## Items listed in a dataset
--

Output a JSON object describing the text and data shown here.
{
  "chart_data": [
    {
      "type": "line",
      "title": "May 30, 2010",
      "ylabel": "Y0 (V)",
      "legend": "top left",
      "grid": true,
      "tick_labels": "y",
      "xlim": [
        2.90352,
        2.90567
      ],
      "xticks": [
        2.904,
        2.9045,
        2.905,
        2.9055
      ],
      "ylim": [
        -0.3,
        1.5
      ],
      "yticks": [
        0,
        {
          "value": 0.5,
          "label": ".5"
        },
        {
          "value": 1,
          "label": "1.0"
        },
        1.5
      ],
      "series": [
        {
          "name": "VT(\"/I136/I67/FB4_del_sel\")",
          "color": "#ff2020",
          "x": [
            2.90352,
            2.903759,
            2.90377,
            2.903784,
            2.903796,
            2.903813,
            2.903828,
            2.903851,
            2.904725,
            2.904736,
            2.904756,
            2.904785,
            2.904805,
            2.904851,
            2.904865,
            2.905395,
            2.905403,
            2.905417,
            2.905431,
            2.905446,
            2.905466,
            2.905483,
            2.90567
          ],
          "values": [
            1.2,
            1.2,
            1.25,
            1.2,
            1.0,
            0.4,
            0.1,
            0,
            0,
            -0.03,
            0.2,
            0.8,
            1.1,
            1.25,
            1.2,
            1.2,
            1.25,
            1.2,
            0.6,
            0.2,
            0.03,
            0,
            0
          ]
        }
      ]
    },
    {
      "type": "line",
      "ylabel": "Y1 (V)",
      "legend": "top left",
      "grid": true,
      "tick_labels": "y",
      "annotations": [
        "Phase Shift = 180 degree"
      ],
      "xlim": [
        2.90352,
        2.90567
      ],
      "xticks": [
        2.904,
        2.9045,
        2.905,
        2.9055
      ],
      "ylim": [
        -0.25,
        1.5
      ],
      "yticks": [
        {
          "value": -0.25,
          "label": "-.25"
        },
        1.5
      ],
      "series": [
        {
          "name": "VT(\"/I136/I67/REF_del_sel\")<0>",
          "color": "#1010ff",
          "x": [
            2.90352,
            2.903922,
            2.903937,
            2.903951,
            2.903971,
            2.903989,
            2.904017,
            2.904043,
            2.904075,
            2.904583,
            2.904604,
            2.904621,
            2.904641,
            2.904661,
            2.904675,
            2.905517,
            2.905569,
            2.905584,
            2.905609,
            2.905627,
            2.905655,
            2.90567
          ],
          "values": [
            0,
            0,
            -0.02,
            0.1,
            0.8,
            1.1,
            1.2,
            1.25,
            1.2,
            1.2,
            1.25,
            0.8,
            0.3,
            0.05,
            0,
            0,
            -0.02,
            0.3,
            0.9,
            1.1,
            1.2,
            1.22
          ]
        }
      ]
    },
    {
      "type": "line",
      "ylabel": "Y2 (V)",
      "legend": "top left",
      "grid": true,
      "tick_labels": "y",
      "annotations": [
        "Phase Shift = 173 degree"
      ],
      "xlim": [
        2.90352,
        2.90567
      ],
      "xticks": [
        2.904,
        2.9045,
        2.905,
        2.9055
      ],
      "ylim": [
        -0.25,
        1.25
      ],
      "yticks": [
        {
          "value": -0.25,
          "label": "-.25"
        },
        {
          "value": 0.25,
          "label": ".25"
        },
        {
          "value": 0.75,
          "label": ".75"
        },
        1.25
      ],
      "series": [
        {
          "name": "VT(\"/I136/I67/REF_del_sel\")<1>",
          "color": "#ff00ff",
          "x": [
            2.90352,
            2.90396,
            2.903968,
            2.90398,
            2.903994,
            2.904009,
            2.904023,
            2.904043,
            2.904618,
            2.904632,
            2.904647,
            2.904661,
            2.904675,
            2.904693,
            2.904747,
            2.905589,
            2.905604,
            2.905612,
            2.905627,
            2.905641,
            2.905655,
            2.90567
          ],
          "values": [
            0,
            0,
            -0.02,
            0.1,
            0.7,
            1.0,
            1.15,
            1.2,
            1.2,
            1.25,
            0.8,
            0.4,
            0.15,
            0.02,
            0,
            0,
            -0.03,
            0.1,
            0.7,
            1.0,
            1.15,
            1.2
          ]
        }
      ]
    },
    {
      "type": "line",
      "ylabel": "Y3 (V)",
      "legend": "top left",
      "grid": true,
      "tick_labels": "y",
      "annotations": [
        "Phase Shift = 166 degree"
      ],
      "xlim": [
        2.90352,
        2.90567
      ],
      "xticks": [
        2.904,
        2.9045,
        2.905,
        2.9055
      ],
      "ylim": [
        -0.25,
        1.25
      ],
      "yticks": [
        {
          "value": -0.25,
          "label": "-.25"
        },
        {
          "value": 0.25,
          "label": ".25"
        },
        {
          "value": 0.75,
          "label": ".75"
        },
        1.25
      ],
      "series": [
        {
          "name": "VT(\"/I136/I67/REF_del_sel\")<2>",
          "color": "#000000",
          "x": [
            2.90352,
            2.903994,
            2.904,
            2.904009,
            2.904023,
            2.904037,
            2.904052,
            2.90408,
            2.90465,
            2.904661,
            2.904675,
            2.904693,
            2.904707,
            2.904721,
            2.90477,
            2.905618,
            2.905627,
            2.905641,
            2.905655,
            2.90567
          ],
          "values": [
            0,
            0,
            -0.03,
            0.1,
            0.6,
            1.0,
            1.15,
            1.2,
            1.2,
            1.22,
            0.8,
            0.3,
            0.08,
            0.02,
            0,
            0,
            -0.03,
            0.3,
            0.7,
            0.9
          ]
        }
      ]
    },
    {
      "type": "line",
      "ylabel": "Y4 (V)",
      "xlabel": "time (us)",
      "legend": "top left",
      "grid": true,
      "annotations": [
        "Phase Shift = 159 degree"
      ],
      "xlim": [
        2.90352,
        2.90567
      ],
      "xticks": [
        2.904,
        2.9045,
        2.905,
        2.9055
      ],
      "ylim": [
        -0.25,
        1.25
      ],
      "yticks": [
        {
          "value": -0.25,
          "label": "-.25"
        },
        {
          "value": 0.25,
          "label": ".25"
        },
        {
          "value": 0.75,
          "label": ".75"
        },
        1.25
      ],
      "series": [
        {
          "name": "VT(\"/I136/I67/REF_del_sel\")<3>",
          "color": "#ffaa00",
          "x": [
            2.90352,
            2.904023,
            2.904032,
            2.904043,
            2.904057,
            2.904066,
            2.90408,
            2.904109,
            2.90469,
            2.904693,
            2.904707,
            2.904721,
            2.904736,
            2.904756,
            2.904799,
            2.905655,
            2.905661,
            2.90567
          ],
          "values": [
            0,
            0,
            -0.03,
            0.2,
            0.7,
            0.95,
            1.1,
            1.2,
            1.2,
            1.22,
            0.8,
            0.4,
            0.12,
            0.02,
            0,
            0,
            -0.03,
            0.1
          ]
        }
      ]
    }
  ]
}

--

## Task
Copy all the records above precisely.

## Reply to the exercise
Output a JSON object describing the text and data shown here.
{
  "chart_data": [
    {
      "type": "line",
      "title": "May 30, 2010",
      "ylabel": "Y0 (V)",
      "legend": "top left",
      "grid": true,
      "tick_labels": "y",
      "xlim": [
        2.90352,
        2.90567
      ],
      "xticks": [
        2.904,
        2.9045,
        2.905,
        2.9055
      ],
      "ylim": [
        -0.3,
        1.5
      ],
      "yticks": [
        0,
        {
          "value": 0.5,
          "label": ".5"
        },
        {
          "value": 1,
          "label": "1.0"
        },
        1.5
      ],
      "series": [
        {
          "name": "VT(\"/I136/I67/FB4_del_sel\")",
          "color": "#ff2020",
          "x": [
            2.90352,
            2.903759,
            2.90377,
            2.903784,
            2.903796,
            2.903813,
            2.903828,
            2.903851,
            2.904725,
            2.904736,
            2.904756,
            2.904785,
            2.904805,
            2.904851,
            2.904865,
            2.905395,
            2.905403,
            2.905417,
            2.905431,
            2.905446,
            2.905466,
            2.905483,
            2.90567
          ],
          "values": [
            1.2,
            1.2,
            1.25,
            1.2,
            1.0,
            0.4,
            0.1,
            0,
            0,
            -0.03,
            0.2,
            0.8,
            1.1,
            1.25,
            1.2,
            1.2,
            1.25,
            1.2,
            0.6,
            0.2,
            0.03,
            0,
            0
          ]
        }
      ]
    },
    {
      "type": "line",
      "ylabel": "Y1 (V)",
      "legend": "top left",
      "grid": true,
      "tick_labels": "y",
      "annotations": [
        "Phase Shift = 180 degree"
      ],
      "xlim": [
        2.90352,
        2.90567
      ],
      "xticks": [
        2.904,
        2.9045,
        2.905,
        2.9055
      ],
      "ylim": [
        -0.25,
        1.5
      ],
      "yticks": [
        {
          "value": -0.25,
          "label": "-.25"
        },
        1.5
      ],
      "series": [
        {
          "name": "VT(\"/I136/I67/REF_del_sel\")<0>",
          "color": "#1010ff",
          "x": [
            2.90352,
            2.903922,
            2.903937,
            2.903951,
            2.903971,
            2.903989,
            2.904017,
            2.904043,
            2.904075,
            2.904583,
            2.904604,
            2.904621,
            2.904641,
            2.904661,
            2.904675,
            2.905517,
            2.905569,
            2.905584,
            2.905609,
            2.905627,
            2.905655,
            2.90567
          ],
          "values": [
            0,
            0,
            -0.02,
            0.1,
            0.8,
            1.1,
            1.2,
            1.25,
            1.2,
            1.2,
            1.25,
            0.8,
            0.3,
            0.05,
            0,
            0,
            -0.02,
            0.3,
            0.9,
            1.1,
            1.2,
            1.22
          ]
        }
      ]
    },
    {
      "type": "line",
      "ylabel": "Y2 (V)",
      "legend": "top left",
      "grid": true,
      "tick_labels": "y",
      "annotations": [
        "Phase Shift = 173 degree"
      ],
      "xlim": [
        2.90352,
        2.90567
      ],
      "xticks": [
        2.904,
        2.9045,
        2.905,
        2.9055
      ],
      "ylim": [
        -0.25,
        1.25
      ],
      "yticks": [
        {
          "value": -0.25,
          "label": "-.25"
        },
        {
          "value": 0.25,
          "label": ".25"
        },
        {
          "value": 0.75,
          "label": ".75"
        },
        1.25
      ],
      "series": [
        {
          "name": "VT(\"/I136/I67/REF_del_sel\")<1>",
          "color": "#ff00ff",
          "x": [
            2.90352,
            2.90396,
            2.903968,
            2.90398,
            2.903994,
            2.904009,
            2.904023,
            2.904043,
            2.904618,
            2.904632,
            2.904647,
            2.904661,
            2.904675,
            2.904693,
            2.904747,
            2.905589,
            2.905604,
            2.905612,
            2.905627,
            2.905641,
            2.905655,
            2.90567
          ],
          "values": [
            0,
            0,
            -0.02,
            0.1,
            0.7,
            1.0,
            1.15,
            1.2,
            1.2,
            1.25,
            0.8,
            0.4,
            0.15,
            0.02,
            0,
            0,
            -0.03,
            0.1,
            0.7,
            1.0,
            1.15,
            1.2
          ]
        }
      ]
    },
    {
      "type": "line",
      "ylabel": "Y3 (V)",
      "legend": "top left",
      "grid": true,
      "tick_labels": "y",
      "annotations": [
        "Phase Shift = 166 degree"
      ],
      "xlim": [
        2.90352,
        2.90567
      ],
      "xticks": [
        2.904,
        2.9045,
        2.905,
        2.9055
      ],
      "ylim": [
        -0.25,
        1.25
      ],
      "yticks": [
        {
          "value": -0.25,
          "label": "-.25"
        },
        {
          "value": 0.25,
          "label": ".25"
        },
        {
          "value": 0.75,
          "label": ".75"
        },
        1.25
      ],
      "series": [
        {
          "name": "VT(\"/I136/I67/REF_del_sel\")<2>",
          "color": "#000000",
          "x": [
            2.90352,
            2.903994,
            2.904,
            2.904009,
            2.904023,
            2.904037,
            2.904052,
            2.90408,
            2.90465,
            2.904661,
            2.904675,
            2.904693,
            2.904707,
            2.904721,
            2.90477,
            2.905618,
            2.905627,
            2.905641,
            2.905655,
            2.90567
          ],
          "values": [
            0,
            0,
            -0.03,
            0.1,
            0.6,
            1.0,
            1.15,
            1.2,
            1.2,
            1.22,
            0.8,
            0.3,
            0.08,
            0.02,
            0,
            0,
            -0.03,
            0.3,
            0.7,
            0.9
          ]
        }
      ]
    },
    {
      "type": "line",
      "ylabel": "Y4 (V)",
      "xlabel": "time (us)",
      "legend": "top left",
      "grid": true,
      "annotations": [
        "Phase Shift = 159 degree"
      ],
      "xlim": [
        2.90352,
        2.90567
      ],
      "xticks": [
        2.904,
        2.9045,
        2.905,
        2.9055
      ],
      "ylim": [
        -0.25,
        1.25
      ],
      "yticks": [
        {
          "value": -0.25,
          "label": "-.25"
        },
        {
          "value": 0.25,
          "label": ".25"
        },
        {
          "value": 0.75,
          "label": ".75"
        },
        1.25
      ],
      "series": [
        {
          "name": "VT(\"/I136/I67/REF_del_sel\")<3>",
          "color": "#ffaa00",
          "x": [
            2.90352,
            2.904023,
            2.904032,
            2.904043,
            2.904057,
            2.904066,
            2.90408,
            2.904109,
            2.90469,
            2.904693,
            2.904707,
            2.904721,
            2.904736,
            2.904756,
            2.904799,
            2.905655,
            2.905661,
            2.90567
          ],
          "values": [
            0,
            0,
            -0.03,
            0.2,
            0.7,
            0.95,
            1.1,
            1.2,
            1.2,
            1.22,
            0.8,
            0.4,
            0.12,
            0.02,
            0,
            0,
            -0.03,
            0.1
          ]
        }
      ]
    }
  ]
}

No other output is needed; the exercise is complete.